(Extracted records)
****

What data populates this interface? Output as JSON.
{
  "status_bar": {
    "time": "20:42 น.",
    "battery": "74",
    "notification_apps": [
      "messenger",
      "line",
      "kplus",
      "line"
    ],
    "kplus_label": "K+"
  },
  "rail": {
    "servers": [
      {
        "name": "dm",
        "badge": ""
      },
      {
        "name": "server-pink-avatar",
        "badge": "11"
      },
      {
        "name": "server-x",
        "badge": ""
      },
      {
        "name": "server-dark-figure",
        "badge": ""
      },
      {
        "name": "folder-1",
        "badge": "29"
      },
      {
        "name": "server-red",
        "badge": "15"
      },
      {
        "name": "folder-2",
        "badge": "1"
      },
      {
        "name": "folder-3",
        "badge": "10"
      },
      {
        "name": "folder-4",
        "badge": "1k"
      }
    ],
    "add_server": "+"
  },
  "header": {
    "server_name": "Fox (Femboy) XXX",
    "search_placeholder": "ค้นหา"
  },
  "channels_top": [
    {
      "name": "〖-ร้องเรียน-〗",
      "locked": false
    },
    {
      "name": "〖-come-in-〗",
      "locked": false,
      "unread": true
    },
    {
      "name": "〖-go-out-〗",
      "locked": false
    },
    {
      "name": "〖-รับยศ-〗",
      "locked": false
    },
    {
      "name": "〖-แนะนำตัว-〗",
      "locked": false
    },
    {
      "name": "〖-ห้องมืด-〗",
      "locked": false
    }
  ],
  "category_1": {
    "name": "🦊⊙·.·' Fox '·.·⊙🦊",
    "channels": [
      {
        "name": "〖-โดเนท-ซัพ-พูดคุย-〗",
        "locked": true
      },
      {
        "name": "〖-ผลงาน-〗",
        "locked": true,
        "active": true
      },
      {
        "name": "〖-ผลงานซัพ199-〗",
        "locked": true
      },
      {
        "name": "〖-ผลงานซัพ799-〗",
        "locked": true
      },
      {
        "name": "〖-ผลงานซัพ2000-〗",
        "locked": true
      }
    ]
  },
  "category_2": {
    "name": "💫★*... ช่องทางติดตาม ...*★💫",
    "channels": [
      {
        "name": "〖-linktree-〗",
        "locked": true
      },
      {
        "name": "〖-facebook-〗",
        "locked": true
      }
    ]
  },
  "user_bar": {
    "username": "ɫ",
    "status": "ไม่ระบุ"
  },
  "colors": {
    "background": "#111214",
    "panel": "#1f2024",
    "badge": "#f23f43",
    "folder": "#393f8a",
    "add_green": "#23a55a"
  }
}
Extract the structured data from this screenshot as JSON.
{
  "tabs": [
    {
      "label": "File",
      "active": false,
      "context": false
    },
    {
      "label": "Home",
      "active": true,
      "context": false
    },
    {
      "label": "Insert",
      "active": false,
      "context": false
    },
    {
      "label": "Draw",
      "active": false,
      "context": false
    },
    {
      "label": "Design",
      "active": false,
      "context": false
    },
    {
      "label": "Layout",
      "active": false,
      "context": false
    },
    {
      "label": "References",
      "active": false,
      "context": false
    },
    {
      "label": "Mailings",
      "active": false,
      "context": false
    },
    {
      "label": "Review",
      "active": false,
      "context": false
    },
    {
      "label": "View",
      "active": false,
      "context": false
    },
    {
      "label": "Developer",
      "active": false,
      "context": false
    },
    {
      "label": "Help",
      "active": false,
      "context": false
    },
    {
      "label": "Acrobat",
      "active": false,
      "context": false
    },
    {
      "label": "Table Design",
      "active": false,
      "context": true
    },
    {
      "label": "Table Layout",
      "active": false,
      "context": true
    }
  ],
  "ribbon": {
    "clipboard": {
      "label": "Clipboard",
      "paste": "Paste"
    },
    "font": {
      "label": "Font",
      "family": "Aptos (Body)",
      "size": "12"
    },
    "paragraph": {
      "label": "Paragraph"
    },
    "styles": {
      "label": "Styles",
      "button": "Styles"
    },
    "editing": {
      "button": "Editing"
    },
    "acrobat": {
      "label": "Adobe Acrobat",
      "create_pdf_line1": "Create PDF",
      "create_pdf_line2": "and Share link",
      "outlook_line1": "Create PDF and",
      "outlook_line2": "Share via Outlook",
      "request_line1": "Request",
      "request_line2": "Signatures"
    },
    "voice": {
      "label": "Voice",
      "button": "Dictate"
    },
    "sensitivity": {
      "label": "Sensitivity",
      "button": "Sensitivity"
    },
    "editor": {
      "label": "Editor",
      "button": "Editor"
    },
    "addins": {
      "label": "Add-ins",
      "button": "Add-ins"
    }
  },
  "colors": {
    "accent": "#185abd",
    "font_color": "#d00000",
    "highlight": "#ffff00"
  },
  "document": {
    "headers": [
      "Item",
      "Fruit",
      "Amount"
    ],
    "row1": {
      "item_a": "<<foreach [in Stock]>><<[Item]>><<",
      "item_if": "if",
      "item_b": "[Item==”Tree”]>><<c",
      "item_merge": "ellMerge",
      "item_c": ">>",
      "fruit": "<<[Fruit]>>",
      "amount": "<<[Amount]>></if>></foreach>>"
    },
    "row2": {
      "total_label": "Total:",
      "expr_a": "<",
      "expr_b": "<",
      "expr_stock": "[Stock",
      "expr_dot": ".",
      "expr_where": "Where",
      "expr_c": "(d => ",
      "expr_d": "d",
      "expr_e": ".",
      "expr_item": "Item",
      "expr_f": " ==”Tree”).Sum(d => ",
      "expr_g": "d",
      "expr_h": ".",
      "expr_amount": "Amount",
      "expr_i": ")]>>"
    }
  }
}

****

• **What to work on**
Copy all the entries verbatim.

• **Worked solution**
What data populates this interface? Output as JSON.
{
  "status_bar": {
    "time": "20:42 น.",
    "battery": "74",
    "notification_apps": [
      "messenger",
      "line",
      "kplus",
      "line"
    ],
    "kplus_label": "K+"
  },
  "rail": {
    "servers": [
      {
        "name": "dm",
        "badge": ""
      },
      {
        "name": "server-pink-avatar",
        "badge": "11"
      },
      {
        "name": "server-x",
        "badge": ""
      },
      {
        "name": "server-dark-figure",
        "badge": ""
      },
      {
        "name": "folder-1",
        "badge": "29"
      },
      {
        "name": "server-red",
        "badge": "15"
      },
      {
        "name": "folder-2",
        "badge": "1"
      },
      {
        "name": "folder-3",
        "badge": "10"
      },
      {
        "name": "folder-4",
        "badge": "1k"
      }
    ],
    "add_server": "+"
  },
  "header": {
    "server_name": "Fox (Femboy) XXX",
    "search_placeholder": "ค้นหา"
  },
  "channels_top": [
    {
      "name": "〖-ร้องเรียน-〗",
      "locked": false
    },
    {
      "name": "〖-come-in-〗",
      "locked": false,
      "unread": true
    },
    {
      "name": "〖-go-out-〗",
      "locked": false
    },
    {
      "name": "〖-รับยศ-〗",
      "locked": false
    },
    {
      "name": "〖-แนะนำตัว-〗",
      "locked": false
    },
    {
      "name": "〖-ห้องมืด-〗",
      "locked": false
    }
  ],
  "category_1": {
    "name": "🦊⊙·.·' Fox '·.·⊙🦊",
    "channels": [
      {
        "name": "〖-โดเนท-ซัพ-พูดคุย-〗",
        "locked": true
      },
      {
        "name": "〖-ผลงาน-〗",
        "locked": true,
        "active": true
      },
      {
        "name": "〖-ผลงานซัพ199-〗",
        "locked": true
      },
      {
        "name": "〖-ผลงานซัพ799-〗",
        "locked": true
      },
      {
        "name": "〖-ผลงานซัพ2000-〗",
        "locked": true
      }
    ]
  },
  "category_2": {
    "name": "💫★*... ช่องทางติดตาม ...*★💫",
    "channels": [
      {
        "name": "〖-linktree-〗",
        "locked": true
      },
      {
        "name": "〖-facebook-〗",
        "locked": true
      }
    ]
  },
  "user_bar": {
    "username": "ɫ",
    "status": "ไม่ระบุ"
  },
  "colors": {
    "background": "#111214",
    "panel": "#1f2024",
    "badge": "#f23f43",
    "folder": "#393f8a",
    "add_green": "#23a55a"
  }
}
Extract the structured data from this screenshot as JSON.
{
  "tabs": [
    {
      "label": "File",
      "active": false,
      "context": false
    },
    {
      "label": "Home",
      "active": true,
      "context": false
    },
    {
      "label": "Insert",
      "active": false,
      "context": false
    },
    {
      "label": "Draw",
      "active": false,
      "context": false
    },
    {
      "label": "Design",
      "active": false,
      "context": false
    },
    {
      "label": "Layout",
      "active": false,
      "context": false
    },
    {
      "label": "References",
      "active": false,
      "context": false
    },
    {
      "label": "Mailings",
      "active": false,
      "context": false
    },
    {
      "label": "Review",
      "active": false,
      "context": false
    },
    {
      "label": "View",
      "active": false,
      "context": false
    },
    {
      "label": "Developer",
      "active": false,
      "context": false
    },
    {
      "label": "Help",
      "active": false,
      "context": false
    },
    {
      "label": "Acrobat",
      "active": false,
      "context": false
    },
    {
      "label": "Table Design",
      "active": false,
      "context": true
    },
    {
      "label": "Table Layout",
      "active": false,
      "context": true
    }
  ],
  "ribbon": {
    "clipboard": {
      "label": "Clipboard",
      "paste": "Paste"
    },
    "font": {
      "label": "Font",
      "family": "Aptos (Body)",
      "size": "12"
    },
    "paragraph": {
      "label": "Paragraph"
    },
    "styles": {
      "label": "Styles",
      "button": "Styles"
    },
    "editing": {
      "button": "Editing"
    },
    "acrobat": {
      "label": "Adobe Acrobat",
      "create_pdf_line1": "Create PDF",
      "create_pdf_line2": "and Share link",
      "outlook_line1": "Create PDF and",
      "outlook_line2": "Share via Outlook",
      "request_line1": "Request",
      "request_line2": "Signatures"
    },
    "voice": {
      "label": "Voice",
      "button": "Dictate"
    },
    "sensitivity": {
      "label": "Sensitivity",
      "button": "Sensitivity"
    },
    "editor": {
      "label": "Editor",
      "button": "Editor"
    },
    "addins": {
      "label": "Add-ins",
      "button": "Add-ins"
    }
  },
  "colors": {
    "accent": "#185abd",
    "font_color": "#d00000",
    "highlight": "#ffff00"
  },
  "document": {
    "headers": [
      "Item",
      "Fruit",
      "Amount"
    ],
    "row1": {
      "item_a": "<<foreach [in Stock]>><<[Item]>><<",
      "item_if": "if",
      "item_b": "[Item==”Tree”]>><<c",
      "item_merge": "ellMerge",
      "item_c": ">>",
      "fruit": "<<[Fruit]>>",
      "amount": "<<[Amount]>></if>></foreach>>"
    },
    "row2": {
      "total_label": "Total:",
      "expr_a": "<",
      "expr_b": "<",
      "expr_stock": "[Stock",
      "expr_dot": ".",
      "expr_where": "Where",
      "expr_c": "(d => ",
      "expr_d": "d",
      "expr_e": ".",
      "expr_item": "Item",
      "expr_f": " ==”Tree”).Sum(d => ",
      "expr_g": "d",
      "expr_h": ".",
      "expr_amount": "Amount",
      "expr_i": ")]>>"
    }
  }
}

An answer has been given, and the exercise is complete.